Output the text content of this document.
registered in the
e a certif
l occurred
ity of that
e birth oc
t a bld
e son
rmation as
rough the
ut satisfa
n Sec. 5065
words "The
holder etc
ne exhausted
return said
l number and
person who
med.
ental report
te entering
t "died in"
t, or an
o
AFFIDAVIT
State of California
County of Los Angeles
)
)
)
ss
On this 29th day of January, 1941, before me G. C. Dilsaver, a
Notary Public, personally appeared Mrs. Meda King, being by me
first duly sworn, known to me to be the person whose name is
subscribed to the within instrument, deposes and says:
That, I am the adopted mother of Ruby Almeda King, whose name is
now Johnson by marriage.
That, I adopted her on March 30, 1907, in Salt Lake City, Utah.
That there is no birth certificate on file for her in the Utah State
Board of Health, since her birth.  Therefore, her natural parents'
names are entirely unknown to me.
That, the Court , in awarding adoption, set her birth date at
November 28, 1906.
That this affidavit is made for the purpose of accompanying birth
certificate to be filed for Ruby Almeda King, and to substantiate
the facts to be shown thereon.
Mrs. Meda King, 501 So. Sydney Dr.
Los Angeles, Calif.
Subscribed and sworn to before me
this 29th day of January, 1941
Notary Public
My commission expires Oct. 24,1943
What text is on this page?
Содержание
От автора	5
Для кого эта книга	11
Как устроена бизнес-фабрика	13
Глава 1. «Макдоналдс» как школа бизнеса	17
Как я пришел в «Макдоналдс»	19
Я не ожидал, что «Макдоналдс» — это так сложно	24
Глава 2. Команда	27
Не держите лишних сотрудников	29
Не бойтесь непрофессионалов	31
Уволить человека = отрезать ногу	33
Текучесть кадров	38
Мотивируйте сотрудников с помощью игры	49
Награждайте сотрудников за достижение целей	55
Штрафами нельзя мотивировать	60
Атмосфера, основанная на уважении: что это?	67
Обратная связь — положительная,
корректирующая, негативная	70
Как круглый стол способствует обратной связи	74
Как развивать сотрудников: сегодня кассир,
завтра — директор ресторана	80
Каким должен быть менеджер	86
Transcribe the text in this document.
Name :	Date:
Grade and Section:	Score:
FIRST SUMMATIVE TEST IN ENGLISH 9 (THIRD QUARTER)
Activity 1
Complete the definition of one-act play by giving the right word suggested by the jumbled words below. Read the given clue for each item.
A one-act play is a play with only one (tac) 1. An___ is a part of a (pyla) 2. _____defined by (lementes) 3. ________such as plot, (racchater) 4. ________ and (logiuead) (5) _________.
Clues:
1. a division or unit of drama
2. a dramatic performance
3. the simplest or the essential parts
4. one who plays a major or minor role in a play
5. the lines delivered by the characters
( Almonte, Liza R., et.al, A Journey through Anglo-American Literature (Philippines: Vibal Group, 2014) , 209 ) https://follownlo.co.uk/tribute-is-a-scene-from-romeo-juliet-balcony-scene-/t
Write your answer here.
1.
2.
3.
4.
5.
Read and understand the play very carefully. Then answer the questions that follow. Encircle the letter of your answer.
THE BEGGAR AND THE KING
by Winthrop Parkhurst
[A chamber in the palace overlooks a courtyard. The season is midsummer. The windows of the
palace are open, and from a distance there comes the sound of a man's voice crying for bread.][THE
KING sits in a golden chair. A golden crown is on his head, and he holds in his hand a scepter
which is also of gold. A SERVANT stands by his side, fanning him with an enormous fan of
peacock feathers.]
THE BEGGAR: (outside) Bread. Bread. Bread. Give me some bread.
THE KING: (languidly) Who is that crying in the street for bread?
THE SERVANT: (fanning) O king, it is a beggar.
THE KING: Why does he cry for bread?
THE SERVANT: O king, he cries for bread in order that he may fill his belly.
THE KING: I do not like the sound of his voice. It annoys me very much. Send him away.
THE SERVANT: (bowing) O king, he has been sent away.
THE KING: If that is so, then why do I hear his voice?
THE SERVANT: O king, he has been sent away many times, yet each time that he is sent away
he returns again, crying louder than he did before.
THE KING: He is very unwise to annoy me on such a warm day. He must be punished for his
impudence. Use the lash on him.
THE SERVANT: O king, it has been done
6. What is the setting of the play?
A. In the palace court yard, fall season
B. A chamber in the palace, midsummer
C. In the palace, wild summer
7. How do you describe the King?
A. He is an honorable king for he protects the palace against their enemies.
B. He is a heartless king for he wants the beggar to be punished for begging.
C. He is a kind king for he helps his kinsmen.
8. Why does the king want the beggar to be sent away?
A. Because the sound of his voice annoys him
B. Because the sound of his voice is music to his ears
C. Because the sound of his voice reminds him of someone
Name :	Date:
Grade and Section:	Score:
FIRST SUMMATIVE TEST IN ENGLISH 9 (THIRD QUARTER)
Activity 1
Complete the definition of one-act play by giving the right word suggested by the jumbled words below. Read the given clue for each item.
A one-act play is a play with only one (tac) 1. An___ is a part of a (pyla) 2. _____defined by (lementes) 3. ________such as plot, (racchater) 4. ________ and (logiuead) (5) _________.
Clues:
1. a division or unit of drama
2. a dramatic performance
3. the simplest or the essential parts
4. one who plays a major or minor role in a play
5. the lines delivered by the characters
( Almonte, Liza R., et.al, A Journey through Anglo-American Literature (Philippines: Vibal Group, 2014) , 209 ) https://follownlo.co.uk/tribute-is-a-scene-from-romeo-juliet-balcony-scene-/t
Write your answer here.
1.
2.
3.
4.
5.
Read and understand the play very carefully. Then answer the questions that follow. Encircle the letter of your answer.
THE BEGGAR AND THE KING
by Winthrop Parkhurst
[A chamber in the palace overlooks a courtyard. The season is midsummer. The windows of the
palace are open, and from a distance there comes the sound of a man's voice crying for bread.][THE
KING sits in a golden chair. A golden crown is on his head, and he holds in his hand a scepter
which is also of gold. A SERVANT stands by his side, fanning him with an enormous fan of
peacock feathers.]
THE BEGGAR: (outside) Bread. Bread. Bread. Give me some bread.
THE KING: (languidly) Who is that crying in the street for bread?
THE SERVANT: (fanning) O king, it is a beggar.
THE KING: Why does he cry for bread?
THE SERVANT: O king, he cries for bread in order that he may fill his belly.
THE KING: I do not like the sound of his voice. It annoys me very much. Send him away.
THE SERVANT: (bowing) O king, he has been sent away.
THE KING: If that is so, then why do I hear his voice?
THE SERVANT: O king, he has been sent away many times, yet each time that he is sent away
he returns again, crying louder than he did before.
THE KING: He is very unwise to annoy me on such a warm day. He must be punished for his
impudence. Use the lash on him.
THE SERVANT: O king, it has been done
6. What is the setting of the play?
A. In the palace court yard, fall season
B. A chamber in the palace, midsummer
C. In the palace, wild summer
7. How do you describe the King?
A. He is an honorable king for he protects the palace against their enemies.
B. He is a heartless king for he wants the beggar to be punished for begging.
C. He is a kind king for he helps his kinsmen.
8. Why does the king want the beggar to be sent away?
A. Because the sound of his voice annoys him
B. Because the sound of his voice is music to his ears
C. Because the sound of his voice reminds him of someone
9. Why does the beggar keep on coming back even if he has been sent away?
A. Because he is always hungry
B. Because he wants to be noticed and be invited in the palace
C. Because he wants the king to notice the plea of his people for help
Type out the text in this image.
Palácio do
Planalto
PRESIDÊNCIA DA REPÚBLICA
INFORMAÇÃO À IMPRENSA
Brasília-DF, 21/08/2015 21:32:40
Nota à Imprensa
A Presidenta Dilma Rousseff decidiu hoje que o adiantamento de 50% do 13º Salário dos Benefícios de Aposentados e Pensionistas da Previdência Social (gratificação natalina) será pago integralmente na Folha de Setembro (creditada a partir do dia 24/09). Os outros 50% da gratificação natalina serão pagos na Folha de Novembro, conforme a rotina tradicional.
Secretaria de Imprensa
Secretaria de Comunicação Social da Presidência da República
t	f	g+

What needs to be done: Retype all of the entries precisely as they are.

Task solution:
Output the text content of this document.
registered in the
e a certif
l occurred
ity of that
e birth oc
t a bld
e son
rmation as
rough the
ut satisfa
n Sec. 5065
words "The
holder etc
ne exhausted
return said
l number and
person who
med.
ental report
te entering
t "died in"
t, or an
o
AFFIDAVIT
State of California
County of Los Angeles
)
)
)
ss
On this 29th day of January, 1941, before me G. C. Dilsaver, a
Notary Public, personally appeared Mrs. Meda King, being by me
first duly sworn, known to me to be the person whose name is
subscribed to the within instrument, deposes and says:
That, I am the adopted mother of Ruby Almeda King, whose name is
now Johnson by marriage.
That, I adopted her on March 30, 1907, in Salt Lake City, Utah.
That there is no birth certificate on file for her in the Utah State
Board of Health, since her birth.  Therefore, her natural parents'
names are entirely unknown to me.
That, the Court , in awarding adoption, set her birth date at
November 28, 1906.
That this affidavit is made for the purpose of accompanying birth
certificate to be filed for Ruby Almeda King, and to substantiate
the facts to be shown thereon.
Mrs. Meda King, 501 So. Sydney Dr.
Los Angeles, Calif.
Subscribed and sworn to before me
this 29th day of January, 1941
Notary Public
My commission expires Oct. 24,1943
What text is on this page?
Содержание
От автора	5
Для кого эта книга	11
Как устроена бизнес-фабрика	13
Глава 1. «Макдоналдс» как школа бизнеса	17
Как я пришел в «Макдоналдс»	19
Я не ожидал, что «Макдоналдс» — это так сложно	24
Глава 2. Команда	27
Не держите лишних сотрудников	29
Не бойтесь непрофессионалов	31
Уволить человека = отрезать ногу	33
Текучесть кадров	38
Мотивируйте сотрудников с помощью игры	49
Награждайте сотрудников за достижение целей	55
Штрафами нельзя мотивировать	60
Атмосфера, основанная на уважении: что это?	67
Обратная связь — положительная,
корректирующая, негативная	70
Как круглый стол способствует обратной связи	74
Как развивать сотрудников: сегодня кассир,
завтра — директор ресторана	80
Каким должен быть менеджер	86
Transcribe the text in this document.
Name :	Date:
Grade and Section:	Score:
FIRST SUMMATIVE TEST IN ENGLISH 9 (THIRD QUARTER)
Activity 1
Complete the definition of one-act play by giving the right word suggested by the jumbled words below. Read the given clue for each item.
A one-act play is a play with only one (tac) 1. An___ is a part of a (pyla) 2. _____defined by (lementes) 3. ________such as plot, (racchater) 4. ________ and (logiuead) (5) _________.
Clues:
1. a division or unit of drama
2. a dramatic performance
3. the simplest or the essential parts
4. one who plays a major or minor role in a play
5. the lines delivered by the characters
( Almonte, Liza R., et.al, A Journey through Anglo-American Literature (Philippines: Vibal Group, 2014) , 209 ) https://follownlo.co.uk/tribute-is-a-scene-from-romeo-juliet-balcony-scene-/t
Write your answer here.
1.
2.
3.
4.
5.
Read and understand the play very carefully. Then answer the questions that follow. Encircle the letter of your answer.
THE BEGGAR AND THE KING
by Winthrop Parkhurst
[A chamber in the palace overlooks a courtyard. The season is midsummer. The windows of the
palace are open, and from a distance there comes the sound of a man's voice crying for bread.][THE
KING sits in a golden chair. A golden crown is on his head, and he holds in his hand a scepter
which is also of gold. A SERVANT stands by his side, fanning him with an enormous fan of
peacock feathers.]
THE BEGGAR: (outside) Bread. Bread. Bread. Give me some bread.
THE KING: (languidly) Who is that crying in the street for bread?
THE SERVANT: (fanning) O king, it is a beggar.
THE KING: Why does he cry for bread?
THE SERVANT: O king, he cries for bread in order that he may fill his belly.
THE KING: I do not like the sound of his voice. It annoys me very much. Send him away.
THE SERVANT: (bowing) O king, he has been sent away.
THE KING: If that is so, then why do I hear his voice?
THE SERVANT: O king, he has been sent away many times, yet each time that he is sent away
he returns again, crying louder than he did before.
THE KING: He is very unwise to annoy me on such a warm day. He must be punished for his
impudence. Use the lash on him.
THE SERVANT: O king, it has been done
6. What is the setting of the play?
A. In the palace court yard, fall season
B. A chamber in the palace, midsummer
C. In the palace, wild summer
7. How do you describe the King?
A. He is an honorable king for he protects the palace against their enemies.
B. He is a heartless king for he wants the beggar to be punished for begging.
C. He is a kind king for he helps his kinsmen.
8. Why does the king want the beggar to be sent away?
A. Because the sound of his voice annoys him
B. Because the sound of his voice is music to his ears
C. Because the sound of his voice reminds him of someone
Name :	Date:
Grade and Section:	Score:
FIRST SUMMATIVE TEST IN ENGLISH 9 (THIRD QUARTER)
Activity 1
Complete the definition of one-act play by giving the right word suggested by the jumbled words below. Read the given clue for each item.
A one-act play is a play with only one (tac) 1. An___ is a part of a (pyla) 2. _____defined by (lementes) 3. ________such as plot, (racchater) 4. ________ and (logiuead) (5) _________.
Clues:
1. a division or unit of drama
2. a dramatic performance
3. the simplest or the essential parts
4. one who plays a major or minor role in a play
5. the lines delivered by the characters
( Almonte, Liza R., et.al, A Journey through Anglo-American Literature (Philippines: Vibal Group, 2014) , 209 ) https://follownlo.co.uk/tribute-is-a-scene-from-romeo-juliet-balcony-scene-/t
Write your answer here.
1.
2.
3.
4.
5.
Read and understand the play very carefully. Then answer the questions that follow. Encircle the letter of your answer.
THE BEGGAR AND THE KING
by Winthrop Parkhurst
[A chamber in the palace overlooks a courtyard. The season is midsummer. The windows of the
palace are open, and from a distance there comes the sound of a man's voice crying for bread.][THE
KING sits in a golden chair. A golden crown is on his head, and he holds in his hand a scepter
which is also of gold. A SERVANT stands by his side, fanning him with an enormous fan of
peacock feathers.]
THE BEGGAR: (outside) Bread. Bread. Bread. Give me some bread.
THE KING: (languidly) Who is that crying in the street for bread?
THE SERVANT: (fanning) O king, it is a beggar.
THE KING: Why does he cry for bread?
THE SERVANT: O king, he cries for bread in order that he may fill his belly.
THE KING: I do not like the sound of his voice. It annoys me very much. Send him away.
THE SERVANT: (bowing) O king, he has been sent away.
THE KING: If that is so, then why do I hear his voice?
THE SERVANT: O king, he has been sent away many times, yet each time that he is sent away
he returns again, crying louder than he did before.
THE KING: He is very unwise to annoy me on such a warm day. He must be punished for his
impudence. Use the lash on him.
THE SERVANT: O king, it has been done
6. What is the setting of the play?
A. In the palace court yard, fall season
B. A chamber in the palace, midsummer
C. In the palace, wild summer
7. How do you describe the King?
A. He is an honorable king for he protects the palace against their enemies.
B. He is a heartless king for he wants the beggar to be punished for begging.
C. He is a kind king for he helps his kinsmen.
8. Why does the king want the beggar to be sent away?
A. Because the sound of his voice annoys him
B. Because the sound of his voice is music to his ears
C. Because the sound of his voice reminds him of someone
9. Why does the beggar keep on coming back even if he has been sent away?
A. Because he is always hungry
B. Because he wants to be noticed and be invited in the palace
C. Because he wants the king to notice the plea of his people for help
Type out the text in this image.
Palácio do
Planalto
PRESIDÊNCIA DA REPÚBLICA
INFORMAÇÃO À IMPRENSA
Brasília-DF, 21/08/2015 21:32:40
Nota à Imprensa
A Presidenta Dilma Rousseff decidiu hoje que o adiantamento de 50% do 13º Salário dos Benefícios de Aposentados e Pensionistas da Previdência Social (gratificação natalina) será pago integralmente na Folha de Setembro (creditada a partir do dia 24/09). Os outros 50% da gratificação natalina serão pagos na Folha de Novembro, conforme a rotina tradicional.
Secretaria de Imprensa
Secretaria de Comunicação Social da Presidência da República
t	f	g+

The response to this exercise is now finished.